_Work to do_
Pull out every line with the word "inorganic" from the entries below.

---------- Stored rows

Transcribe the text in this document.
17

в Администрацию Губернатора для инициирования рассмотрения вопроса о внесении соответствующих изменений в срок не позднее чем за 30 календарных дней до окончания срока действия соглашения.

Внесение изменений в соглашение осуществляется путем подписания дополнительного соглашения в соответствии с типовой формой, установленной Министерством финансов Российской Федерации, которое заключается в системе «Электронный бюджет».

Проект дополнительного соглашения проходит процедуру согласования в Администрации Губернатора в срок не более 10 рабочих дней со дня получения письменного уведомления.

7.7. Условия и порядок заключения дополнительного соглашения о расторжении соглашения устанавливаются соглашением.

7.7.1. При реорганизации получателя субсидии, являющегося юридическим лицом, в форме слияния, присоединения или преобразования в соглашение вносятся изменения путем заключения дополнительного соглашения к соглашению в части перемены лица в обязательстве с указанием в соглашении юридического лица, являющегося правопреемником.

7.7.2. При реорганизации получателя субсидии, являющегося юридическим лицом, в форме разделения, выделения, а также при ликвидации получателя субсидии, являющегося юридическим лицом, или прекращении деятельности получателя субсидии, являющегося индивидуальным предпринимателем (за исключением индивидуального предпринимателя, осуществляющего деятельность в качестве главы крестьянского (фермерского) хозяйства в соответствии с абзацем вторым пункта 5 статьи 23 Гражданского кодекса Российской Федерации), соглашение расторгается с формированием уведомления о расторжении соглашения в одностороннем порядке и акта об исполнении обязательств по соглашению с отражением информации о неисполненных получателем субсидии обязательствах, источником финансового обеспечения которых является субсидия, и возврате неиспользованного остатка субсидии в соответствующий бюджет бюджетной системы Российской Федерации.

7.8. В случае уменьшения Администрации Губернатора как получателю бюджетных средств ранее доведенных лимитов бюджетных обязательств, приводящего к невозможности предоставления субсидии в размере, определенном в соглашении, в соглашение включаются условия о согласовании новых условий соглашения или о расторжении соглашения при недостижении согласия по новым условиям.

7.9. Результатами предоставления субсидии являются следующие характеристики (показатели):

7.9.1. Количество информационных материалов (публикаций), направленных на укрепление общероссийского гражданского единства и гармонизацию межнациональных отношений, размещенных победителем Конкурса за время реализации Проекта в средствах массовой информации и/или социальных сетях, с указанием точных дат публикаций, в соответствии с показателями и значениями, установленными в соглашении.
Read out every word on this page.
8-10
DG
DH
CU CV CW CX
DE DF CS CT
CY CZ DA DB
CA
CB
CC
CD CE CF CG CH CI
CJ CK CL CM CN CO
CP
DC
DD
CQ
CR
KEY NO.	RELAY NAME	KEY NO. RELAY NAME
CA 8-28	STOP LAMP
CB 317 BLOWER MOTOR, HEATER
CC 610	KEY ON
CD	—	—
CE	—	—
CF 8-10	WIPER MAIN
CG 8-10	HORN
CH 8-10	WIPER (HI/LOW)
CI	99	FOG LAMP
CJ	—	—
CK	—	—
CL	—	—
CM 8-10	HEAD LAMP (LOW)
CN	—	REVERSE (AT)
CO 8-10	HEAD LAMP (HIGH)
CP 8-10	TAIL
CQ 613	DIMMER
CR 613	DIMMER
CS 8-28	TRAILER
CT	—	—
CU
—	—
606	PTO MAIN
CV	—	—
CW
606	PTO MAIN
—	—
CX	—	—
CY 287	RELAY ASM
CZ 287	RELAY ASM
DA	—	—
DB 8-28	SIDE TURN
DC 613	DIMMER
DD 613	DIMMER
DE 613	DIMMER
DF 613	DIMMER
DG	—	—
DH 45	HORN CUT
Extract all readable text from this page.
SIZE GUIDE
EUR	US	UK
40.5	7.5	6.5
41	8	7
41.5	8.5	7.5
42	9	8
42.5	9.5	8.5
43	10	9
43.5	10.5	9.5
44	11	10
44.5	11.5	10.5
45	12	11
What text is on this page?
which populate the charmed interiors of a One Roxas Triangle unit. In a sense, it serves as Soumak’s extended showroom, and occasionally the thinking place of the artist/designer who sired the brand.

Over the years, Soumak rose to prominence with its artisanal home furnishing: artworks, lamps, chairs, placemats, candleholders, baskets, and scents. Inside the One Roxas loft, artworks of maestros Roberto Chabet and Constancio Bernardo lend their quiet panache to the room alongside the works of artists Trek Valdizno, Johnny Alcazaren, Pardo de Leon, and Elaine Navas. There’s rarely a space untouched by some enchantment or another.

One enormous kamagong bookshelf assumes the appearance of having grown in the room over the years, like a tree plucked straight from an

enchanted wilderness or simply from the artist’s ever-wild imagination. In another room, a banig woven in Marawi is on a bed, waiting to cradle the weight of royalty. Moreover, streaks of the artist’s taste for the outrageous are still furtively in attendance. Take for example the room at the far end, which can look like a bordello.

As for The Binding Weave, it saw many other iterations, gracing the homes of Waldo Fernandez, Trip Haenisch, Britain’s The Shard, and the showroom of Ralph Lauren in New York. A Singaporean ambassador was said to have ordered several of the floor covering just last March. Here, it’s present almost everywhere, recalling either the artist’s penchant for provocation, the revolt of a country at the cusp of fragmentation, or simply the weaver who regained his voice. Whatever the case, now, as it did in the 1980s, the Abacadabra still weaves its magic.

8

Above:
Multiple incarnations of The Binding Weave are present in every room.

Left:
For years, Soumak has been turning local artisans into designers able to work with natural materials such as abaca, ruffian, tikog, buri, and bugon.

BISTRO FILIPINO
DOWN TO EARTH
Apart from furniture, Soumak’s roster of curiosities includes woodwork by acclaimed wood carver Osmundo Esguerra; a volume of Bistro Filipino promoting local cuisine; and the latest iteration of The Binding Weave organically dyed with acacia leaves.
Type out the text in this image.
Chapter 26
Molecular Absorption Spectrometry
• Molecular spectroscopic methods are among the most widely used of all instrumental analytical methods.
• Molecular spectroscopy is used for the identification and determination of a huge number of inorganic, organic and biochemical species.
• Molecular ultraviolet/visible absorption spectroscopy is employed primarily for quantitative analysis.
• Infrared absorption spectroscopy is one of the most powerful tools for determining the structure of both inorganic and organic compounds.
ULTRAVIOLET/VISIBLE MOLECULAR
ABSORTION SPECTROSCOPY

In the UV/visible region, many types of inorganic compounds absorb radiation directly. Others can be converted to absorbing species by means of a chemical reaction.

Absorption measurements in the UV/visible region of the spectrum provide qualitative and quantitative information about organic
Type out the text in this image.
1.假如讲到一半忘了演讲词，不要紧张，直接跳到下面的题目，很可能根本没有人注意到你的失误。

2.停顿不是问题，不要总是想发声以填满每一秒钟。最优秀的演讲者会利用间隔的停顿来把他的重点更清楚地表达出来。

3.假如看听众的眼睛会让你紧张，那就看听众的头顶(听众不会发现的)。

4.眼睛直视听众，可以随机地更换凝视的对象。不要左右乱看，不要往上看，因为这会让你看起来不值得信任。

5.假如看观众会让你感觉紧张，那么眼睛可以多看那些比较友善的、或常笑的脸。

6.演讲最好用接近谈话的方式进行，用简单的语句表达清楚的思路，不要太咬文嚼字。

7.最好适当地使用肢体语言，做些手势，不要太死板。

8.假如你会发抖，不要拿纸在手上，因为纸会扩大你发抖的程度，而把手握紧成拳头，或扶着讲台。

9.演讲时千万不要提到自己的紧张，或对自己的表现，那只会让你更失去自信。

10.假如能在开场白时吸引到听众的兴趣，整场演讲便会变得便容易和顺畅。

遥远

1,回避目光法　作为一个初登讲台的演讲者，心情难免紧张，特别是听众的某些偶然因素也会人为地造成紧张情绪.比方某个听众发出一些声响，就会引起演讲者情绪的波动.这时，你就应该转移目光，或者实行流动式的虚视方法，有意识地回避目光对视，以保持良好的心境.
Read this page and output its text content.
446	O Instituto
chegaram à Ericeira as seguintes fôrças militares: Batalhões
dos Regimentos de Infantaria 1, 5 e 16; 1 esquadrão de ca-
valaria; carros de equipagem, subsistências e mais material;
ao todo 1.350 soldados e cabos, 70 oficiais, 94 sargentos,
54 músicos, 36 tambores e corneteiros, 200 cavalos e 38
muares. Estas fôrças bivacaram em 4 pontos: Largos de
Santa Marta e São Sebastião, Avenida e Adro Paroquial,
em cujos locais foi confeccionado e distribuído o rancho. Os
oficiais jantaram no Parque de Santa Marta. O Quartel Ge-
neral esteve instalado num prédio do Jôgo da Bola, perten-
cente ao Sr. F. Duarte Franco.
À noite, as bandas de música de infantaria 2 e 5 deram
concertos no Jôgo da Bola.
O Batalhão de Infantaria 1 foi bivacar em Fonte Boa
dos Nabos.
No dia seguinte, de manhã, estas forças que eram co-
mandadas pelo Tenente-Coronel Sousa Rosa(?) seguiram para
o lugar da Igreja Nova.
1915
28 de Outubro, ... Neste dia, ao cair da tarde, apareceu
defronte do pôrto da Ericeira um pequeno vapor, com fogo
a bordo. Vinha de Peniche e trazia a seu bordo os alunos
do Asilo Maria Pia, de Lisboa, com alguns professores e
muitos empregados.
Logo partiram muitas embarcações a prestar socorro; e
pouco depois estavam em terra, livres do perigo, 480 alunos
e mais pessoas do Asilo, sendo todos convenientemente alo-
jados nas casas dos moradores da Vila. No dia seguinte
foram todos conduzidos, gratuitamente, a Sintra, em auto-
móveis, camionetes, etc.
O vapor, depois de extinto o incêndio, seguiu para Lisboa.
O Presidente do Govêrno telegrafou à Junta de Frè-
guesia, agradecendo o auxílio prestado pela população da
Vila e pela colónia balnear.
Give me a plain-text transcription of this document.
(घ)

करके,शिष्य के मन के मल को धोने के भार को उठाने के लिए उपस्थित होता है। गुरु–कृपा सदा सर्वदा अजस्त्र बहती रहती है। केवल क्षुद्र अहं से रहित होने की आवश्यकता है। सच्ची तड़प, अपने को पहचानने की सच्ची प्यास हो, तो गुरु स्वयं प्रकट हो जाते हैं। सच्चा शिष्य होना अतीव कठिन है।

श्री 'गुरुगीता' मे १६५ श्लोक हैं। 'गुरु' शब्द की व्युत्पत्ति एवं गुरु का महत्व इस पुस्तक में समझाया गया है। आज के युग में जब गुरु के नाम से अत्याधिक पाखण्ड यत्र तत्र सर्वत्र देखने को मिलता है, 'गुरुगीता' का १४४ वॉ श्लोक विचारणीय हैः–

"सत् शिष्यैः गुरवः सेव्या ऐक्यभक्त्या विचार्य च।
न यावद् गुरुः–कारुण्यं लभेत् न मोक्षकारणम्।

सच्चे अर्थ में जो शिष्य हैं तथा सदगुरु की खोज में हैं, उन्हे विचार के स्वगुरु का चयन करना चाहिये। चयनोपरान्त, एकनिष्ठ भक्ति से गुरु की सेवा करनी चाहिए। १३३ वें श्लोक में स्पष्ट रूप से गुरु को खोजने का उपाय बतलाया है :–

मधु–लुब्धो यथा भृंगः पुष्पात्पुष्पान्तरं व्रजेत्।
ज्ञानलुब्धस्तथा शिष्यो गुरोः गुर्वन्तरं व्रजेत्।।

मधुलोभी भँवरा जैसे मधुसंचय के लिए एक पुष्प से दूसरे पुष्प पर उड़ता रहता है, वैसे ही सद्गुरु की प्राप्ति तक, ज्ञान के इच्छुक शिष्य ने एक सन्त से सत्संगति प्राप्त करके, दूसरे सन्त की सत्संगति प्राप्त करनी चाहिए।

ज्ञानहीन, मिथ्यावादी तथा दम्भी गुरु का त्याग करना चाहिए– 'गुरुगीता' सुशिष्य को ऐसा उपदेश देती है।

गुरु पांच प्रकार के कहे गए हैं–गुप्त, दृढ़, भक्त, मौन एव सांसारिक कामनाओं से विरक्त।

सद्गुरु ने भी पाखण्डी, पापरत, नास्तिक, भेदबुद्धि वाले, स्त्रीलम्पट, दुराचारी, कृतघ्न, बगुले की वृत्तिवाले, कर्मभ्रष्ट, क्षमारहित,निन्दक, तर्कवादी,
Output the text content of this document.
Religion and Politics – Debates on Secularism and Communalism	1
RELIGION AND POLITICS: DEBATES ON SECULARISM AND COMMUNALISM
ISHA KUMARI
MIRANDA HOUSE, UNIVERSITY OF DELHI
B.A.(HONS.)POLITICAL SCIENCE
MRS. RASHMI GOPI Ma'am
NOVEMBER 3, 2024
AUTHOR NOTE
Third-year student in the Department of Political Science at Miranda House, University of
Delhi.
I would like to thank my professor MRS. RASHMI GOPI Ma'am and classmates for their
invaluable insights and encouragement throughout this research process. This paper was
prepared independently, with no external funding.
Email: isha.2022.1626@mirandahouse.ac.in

--------------------

_Written response_
• Molecular spectroscopy is used for the identification and determination of a huge number of inorganic, organic and biochemical species.
• Infrared absorption spectroscopy is one of the most powerful tools for determining the structure of both inorganic and organic compounds.
In the UV/visible region, many types of inorganic compounds absorb radiation directly. Others can be converted to absorbing species by means of a chemical reaction.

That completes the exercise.